• _Material provided_:

┄┄┄┄┄┄┄┄┄┄┄┄┄┄┄┄┄┄┄┄

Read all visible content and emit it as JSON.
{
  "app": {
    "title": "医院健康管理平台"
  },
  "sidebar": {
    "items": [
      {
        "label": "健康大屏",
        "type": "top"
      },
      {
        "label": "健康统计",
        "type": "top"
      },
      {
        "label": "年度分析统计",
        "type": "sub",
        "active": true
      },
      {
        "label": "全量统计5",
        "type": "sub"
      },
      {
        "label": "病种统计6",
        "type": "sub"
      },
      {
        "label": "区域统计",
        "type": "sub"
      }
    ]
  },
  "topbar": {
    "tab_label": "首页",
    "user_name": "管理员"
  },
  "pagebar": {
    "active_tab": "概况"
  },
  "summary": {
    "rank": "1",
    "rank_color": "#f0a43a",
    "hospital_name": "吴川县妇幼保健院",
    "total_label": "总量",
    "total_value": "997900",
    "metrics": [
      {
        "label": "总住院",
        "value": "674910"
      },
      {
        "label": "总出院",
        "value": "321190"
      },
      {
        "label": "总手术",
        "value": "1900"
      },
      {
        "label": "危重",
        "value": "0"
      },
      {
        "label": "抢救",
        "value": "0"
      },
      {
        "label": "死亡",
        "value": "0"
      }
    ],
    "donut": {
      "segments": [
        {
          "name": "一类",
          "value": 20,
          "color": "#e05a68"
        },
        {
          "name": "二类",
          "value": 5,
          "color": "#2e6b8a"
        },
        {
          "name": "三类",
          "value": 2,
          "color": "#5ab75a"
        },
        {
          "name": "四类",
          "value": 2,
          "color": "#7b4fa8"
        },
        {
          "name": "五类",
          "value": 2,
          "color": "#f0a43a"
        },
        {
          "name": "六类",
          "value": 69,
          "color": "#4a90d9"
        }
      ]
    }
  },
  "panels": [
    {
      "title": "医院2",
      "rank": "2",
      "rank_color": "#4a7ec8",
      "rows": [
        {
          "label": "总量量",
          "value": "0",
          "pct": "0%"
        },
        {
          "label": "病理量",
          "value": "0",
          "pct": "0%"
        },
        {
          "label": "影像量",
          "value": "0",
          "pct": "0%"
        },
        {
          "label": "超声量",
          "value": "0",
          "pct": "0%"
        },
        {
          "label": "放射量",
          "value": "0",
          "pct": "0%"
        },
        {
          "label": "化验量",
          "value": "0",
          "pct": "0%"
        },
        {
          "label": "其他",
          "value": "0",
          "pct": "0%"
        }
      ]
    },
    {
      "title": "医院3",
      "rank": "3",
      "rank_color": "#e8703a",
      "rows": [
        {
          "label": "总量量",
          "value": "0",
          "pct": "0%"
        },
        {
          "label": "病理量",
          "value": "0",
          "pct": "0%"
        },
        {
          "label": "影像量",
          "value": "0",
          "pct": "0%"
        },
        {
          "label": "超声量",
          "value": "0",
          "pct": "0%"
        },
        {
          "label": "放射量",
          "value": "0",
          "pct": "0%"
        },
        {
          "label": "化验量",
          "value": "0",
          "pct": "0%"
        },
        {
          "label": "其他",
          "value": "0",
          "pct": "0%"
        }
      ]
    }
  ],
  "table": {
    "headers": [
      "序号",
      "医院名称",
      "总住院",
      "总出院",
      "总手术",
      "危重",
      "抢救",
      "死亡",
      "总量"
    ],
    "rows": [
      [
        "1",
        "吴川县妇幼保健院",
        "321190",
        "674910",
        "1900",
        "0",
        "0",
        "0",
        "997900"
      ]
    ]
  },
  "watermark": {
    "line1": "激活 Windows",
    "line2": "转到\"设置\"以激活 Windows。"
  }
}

┄┄┄┄┄┄┄┄┄┄┄┄┄┄┄┄┄┄┄┄

• _Description of the task_: Please output the complete data exactly.

• _Written reply_:
Read all visible content and emit it as JSON.
{
  "app": {
    "title": "医院健康管理平台"
  },
  "sidebar": {
    "items": [
      {
        "label": "健康大屏",
        "type": "top"
      },
      {
        "label": "健康统计",
        "type": "top"
      },
      {
        "label": "年度分析统计",
        "type": "sub",
        "active": true
      },
      {
        "label": "全量统计5",
        "type": "sub"
      },
      {
        "label": "病种统计6",
        "type": "sub"
      },
      {
        "label": "区域统计",
        "type": "sub"
      }
    ]
  },
  "topbar": {
    "tab_label": "首页",
    "user_name": "管理员"
  },
  "pagebar": {
    "active_tab": "概况"
  },
  "summary": {
    "rank": "1",
    "rank_color": "#f0a43a",
    "hospital_name": "吴川县妇幼保健院",
    "total_label": "总量",
    "total_value": "997900",
    "metrics": [
      {
        "label": "总住院",
        "value": "674910"
      },
      {
        "label": "总出院",
        "value": "321190"
      },
      {
        "label": "总手术",
        "value": "1900"
      },
      {
        "label": "危重",
        "value": "0"
      },
      {
        "label": "抢救",
        "value": "0"
      },
      {
        "label": "死亡",
        "value": "0"
      }
    ],
    "donut": {
      "segments": [
        {
          "name": "一类",
          "value": 20,
          "color": "#e05a68"
        },
        {
          "name": "二类",
          "value": 5,
          "color": "#2e6b8a"
        },
        {
          "name": "三类",
          "value": 2,
          "color": "#5ab75a"
        },
        {
          "name": "四类",
          "value": 2,
          "color": "#7b4fa8"
        },
        {
          "name": "五类",
          "value": 2,
          "color": "#f0a43a"
        },
        {
          "name": "六类",
          "value": 69,
          "color": "#4a90d9"
        }
      ]
    }
  },
  "panels": [
    {
      "title": "医院2",
      "rank": "2",
      "rank_color": "#4a7ec8",
      "rows": [
        {
          "label": "总量量",
          "value": "0",
          "pct": "0%"
        },
        {
          "label": "病理量",
          "value": "0",
          "pct": "0%"
        },
        {
          "label": "影像量",
          "value": "0",
          "pct": "0%"
        },
        {
          "label": "超声量",
          "value": "0",
          "pct": "0%"
        },
        {
          "label": "放射量",
          "value": "0",
          "pct": "0%"
        },
        {
          "label": "化验量",
          "value": "0",
          "pct": "0%"
        },
        {
          "label": "其他",
          "value": "0",
          "pct": "0%"
        }
      ]
    },
    {
      "title": "医院3",
      "rank": "3",
      "rank_color": "#e8703a",
      "rows": [
        {
          "label": "总量量",
          "value": "0",
          "pct": "0%"
        },
        {
          "label": "病理量",
          "value": "0",
          "pct": "0%"
        },
        {
          "label": "影像量",
          "value": "0",
          "pct": "0%"
        },
        {
          "label": "超声量",
          "value": "0",
          "pct": "0%"
        },
        {
          "label": "放射量",
          "value": "0",
          "pct": "0%"
        },
        {
          "label": "化验量",
          "value": "0",
          "pct": "0%"
        },
        {
          "label": "其他",
          "value": "0",
          "pct": "0%"
        }
      ]
    }
  ],
  "table": {
    "headers": [
      "序号",
      "医院名称",
      "总住院",
      "总出院",
      "总手术",
      "危重",
      "抢救",
      "死亡",
      "总量"
    ],
    "rows": [
      [
        "1",
        "吴川县妇幼保健院",
        "321190",
        "674910",
        "1900",
        "0",
        "0",
        "0",
        "997900"
      ]
    ]
  },
  "watermark": {
    "line1": "激活 Windows",
    "line2": "转到\"设置\"以激活 Windows。"
  }
}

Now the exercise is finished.